Objective: Find the lines containing the word "podopcija" and copy every one of them.

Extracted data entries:
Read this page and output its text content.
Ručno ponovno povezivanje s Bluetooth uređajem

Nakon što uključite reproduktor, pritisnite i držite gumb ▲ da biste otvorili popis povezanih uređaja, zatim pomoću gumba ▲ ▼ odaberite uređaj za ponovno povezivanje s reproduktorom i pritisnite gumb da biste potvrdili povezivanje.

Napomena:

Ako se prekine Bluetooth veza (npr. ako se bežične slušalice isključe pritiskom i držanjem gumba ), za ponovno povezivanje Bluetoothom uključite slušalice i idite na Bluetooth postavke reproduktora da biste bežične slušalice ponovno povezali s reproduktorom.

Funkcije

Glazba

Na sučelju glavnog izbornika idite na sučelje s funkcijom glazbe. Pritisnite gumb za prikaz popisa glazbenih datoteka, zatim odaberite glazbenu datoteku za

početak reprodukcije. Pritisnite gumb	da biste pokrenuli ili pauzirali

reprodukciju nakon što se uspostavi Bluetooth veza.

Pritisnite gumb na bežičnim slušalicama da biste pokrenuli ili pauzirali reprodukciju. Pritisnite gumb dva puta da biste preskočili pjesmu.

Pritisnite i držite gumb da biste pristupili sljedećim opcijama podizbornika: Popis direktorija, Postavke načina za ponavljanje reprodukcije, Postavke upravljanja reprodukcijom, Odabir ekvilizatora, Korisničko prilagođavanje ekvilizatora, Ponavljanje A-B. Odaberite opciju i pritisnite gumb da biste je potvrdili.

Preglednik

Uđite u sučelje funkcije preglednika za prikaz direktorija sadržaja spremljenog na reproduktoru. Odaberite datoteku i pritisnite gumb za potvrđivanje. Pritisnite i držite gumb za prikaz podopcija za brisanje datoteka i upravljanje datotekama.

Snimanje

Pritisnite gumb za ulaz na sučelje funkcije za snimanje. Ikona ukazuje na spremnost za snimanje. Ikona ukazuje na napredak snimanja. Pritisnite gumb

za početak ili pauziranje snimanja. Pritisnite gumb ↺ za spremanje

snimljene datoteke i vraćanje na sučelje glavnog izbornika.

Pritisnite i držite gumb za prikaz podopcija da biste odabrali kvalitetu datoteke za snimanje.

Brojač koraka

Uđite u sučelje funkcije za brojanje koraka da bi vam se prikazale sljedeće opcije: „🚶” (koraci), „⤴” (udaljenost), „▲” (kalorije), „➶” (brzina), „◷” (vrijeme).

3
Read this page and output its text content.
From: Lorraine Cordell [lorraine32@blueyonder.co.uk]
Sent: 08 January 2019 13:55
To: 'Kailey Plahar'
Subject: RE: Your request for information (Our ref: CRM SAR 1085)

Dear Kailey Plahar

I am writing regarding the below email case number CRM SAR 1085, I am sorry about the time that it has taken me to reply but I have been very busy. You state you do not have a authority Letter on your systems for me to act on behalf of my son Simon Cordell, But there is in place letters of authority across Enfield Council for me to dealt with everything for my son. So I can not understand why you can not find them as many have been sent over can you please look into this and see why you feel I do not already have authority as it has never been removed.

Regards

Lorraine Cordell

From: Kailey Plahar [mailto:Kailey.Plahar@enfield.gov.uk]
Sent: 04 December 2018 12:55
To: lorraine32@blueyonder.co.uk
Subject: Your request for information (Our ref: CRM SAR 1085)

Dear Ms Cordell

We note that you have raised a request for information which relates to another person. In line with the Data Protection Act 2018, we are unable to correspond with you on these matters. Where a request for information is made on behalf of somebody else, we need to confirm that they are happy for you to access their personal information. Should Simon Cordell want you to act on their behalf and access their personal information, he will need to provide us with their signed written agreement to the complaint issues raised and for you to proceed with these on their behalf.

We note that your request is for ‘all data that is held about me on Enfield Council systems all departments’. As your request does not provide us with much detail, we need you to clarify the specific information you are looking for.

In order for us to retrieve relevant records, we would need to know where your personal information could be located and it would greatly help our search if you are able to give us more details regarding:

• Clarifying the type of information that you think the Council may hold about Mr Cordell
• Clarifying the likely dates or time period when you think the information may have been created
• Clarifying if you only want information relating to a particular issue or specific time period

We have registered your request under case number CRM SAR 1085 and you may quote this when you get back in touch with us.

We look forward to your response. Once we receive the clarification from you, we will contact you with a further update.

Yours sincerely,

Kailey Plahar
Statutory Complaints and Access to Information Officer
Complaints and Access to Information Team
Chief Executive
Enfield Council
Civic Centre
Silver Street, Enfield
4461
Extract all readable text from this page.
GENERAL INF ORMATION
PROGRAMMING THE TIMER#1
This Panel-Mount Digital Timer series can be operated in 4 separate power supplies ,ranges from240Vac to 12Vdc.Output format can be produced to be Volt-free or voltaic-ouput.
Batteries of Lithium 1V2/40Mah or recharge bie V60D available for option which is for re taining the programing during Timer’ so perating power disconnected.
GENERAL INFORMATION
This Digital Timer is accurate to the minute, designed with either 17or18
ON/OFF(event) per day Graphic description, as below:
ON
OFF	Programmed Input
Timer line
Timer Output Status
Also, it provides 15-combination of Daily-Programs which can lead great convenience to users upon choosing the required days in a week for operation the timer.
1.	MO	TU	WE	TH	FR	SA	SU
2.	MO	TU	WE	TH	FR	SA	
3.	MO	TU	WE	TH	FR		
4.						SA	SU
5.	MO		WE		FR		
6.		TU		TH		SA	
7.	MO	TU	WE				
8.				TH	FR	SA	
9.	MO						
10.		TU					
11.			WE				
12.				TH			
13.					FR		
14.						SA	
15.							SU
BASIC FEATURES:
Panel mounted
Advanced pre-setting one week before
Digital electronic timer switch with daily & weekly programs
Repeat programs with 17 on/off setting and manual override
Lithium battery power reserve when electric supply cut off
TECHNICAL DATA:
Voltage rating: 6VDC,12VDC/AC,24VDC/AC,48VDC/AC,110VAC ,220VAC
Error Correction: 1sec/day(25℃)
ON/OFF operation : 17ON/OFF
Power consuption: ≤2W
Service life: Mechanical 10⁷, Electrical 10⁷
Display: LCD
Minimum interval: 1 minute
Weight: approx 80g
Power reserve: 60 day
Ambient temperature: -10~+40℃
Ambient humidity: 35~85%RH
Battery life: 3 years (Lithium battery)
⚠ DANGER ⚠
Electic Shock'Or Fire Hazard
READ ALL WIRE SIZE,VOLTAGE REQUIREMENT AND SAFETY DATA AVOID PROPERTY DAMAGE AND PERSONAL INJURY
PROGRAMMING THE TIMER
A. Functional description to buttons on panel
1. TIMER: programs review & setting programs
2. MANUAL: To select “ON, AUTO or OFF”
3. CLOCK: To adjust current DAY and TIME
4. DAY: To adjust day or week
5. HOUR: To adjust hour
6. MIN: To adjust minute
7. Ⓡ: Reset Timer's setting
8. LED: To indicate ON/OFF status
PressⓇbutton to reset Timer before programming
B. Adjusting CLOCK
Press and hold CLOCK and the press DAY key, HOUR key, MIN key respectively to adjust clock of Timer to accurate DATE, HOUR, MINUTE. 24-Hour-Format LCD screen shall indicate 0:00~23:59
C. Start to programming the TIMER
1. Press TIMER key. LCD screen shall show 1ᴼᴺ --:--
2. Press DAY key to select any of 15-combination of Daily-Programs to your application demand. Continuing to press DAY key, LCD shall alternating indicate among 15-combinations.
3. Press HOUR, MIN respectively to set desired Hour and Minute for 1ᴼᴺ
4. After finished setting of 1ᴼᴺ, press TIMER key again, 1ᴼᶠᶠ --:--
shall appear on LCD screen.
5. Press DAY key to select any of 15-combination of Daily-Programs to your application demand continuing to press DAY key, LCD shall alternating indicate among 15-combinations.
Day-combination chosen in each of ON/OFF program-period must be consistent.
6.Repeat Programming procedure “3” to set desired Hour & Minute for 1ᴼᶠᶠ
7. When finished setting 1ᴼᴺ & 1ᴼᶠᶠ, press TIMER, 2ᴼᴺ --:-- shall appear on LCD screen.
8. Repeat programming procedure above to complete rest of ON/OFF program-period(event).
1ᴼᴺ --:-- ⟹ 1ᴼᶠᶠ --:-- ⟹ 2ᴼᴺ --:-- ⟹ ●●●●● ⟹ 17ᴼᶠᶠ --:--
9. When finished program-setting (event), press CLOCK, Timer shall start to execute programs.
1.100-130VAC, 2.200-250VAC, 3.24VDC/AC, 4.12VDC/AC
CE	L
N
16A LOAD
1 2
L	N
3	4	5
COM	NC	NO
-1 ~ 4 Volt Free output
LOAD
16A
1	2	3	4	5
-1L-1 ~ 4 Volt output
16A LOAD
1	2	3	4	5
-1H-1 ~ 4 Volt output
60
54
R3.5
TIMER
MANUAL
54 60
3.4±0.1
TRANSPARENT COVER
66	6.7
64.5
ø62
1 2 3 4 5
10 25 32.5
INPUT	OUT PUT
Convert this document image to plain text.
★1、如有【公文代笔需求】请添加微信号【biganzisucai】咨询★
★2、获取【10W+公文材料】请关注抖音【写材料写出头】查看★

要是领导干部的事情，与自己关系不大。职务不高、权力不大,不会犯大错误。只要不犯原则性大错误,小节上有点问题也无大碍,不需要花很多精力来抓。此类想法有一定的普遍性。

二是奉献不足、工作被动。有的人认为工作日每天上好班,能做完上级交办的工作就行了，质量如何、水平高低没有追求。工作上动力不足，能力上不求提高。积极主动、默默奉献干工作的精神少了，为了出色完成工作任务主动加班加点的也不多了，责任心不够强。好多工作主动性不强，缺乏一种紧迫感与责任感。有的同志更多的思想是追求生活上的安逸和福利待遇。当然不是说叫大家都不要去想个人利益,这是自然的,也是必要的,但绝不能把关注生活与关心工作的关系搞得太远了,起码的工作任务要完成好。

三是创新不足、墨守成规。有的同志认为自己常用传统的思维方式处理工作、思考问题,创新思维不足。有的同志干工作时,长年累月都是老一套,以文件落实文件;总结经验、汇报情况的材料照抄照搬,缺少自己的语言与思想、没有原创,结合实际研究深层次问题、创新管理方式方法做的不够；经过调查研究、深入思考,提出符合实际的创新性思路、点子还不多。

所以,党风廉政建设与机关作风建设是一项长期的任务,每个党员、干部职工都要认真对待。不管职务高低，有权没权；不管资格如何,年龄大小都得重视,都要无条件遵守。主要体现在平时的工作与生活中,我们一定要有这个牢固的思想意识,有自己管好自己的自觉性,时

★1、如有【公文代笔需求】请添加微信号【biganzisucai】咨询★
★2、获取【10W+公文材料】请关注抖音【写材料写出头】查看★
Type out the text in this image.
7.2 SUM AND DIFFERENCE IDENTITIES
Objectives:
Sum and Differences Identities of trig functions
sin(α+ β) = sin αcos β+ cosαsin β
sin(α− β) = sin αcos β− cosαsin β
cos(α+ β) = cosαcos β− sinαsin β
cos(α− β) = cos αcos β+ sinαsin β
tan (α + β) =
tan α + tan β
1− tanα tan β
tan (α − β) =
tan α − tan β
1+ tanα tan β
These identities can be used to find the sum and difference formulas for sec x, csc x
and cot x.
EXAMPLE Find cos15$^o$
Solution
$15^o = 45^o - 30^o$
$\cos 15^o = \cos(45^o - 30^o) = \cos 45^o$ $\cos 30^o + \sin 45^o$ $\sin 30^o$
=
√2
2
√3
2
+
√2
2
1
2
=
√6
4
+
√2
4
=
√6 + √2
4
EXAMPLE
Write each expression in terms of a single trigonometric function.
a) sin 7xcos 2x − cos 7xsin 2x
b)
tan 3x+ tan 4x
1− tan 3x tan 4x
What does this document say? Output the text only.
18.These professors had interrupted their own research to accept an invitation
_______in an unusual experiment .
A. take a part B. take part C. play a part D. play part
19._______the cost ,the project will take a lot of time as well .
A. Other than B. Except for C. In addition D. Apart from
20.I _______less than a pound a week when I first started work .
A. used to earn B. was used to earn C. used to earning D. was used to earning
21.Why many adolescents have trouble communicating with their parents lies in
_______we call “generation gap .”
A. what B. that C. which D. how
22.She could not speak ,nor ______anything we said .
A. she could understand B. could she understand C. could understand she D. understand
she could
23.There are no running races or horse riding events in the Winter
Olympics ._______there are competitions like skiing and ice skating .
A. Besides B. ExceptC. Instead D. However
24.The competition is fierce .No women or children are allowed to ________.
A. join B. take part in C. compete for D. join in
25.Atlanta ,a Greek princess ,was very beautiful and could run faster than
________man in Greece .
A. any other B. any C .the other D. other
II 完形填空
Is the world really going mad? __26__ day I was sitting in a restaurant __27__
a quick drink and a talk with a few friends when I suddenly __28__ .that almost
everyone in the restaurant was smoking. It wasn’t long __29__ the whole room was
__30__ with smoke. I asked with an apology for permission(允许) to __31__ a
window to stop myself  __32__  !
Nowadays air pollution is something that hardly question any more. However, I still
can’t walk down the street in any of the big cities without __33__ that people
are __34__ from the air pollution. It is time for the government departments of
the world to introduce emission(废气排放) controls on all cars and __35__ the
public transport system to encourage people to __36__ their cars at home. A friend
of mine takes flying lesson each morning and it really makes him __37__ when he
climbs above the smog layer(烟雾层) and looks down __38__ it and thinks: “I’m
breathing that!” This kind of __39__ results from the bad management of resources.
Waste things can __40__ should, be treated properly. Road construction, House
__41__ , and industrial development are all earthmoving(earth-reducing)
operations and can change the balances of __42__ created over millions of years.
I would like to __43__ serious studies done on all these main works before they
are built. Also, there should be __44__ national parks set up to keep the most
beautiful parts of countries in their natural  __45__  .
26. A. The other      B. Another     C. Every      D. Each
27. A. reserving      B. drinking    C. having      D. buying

Completed exercise:
Uđite u sučelje funkcije preglednika za prikaz direktorija sadržaja spremljenog na reproduktoru. Odaberite datoteku i pritisnite gumb za potvrđivanje. Pritisnite i držite gumb za prikaz podopcija za brisanje datoteka i upravljanje datotekama.
Pritisnite i držite gumb za prikaz podopcija da biste odabrali kvalitetu datoteke za snimanje.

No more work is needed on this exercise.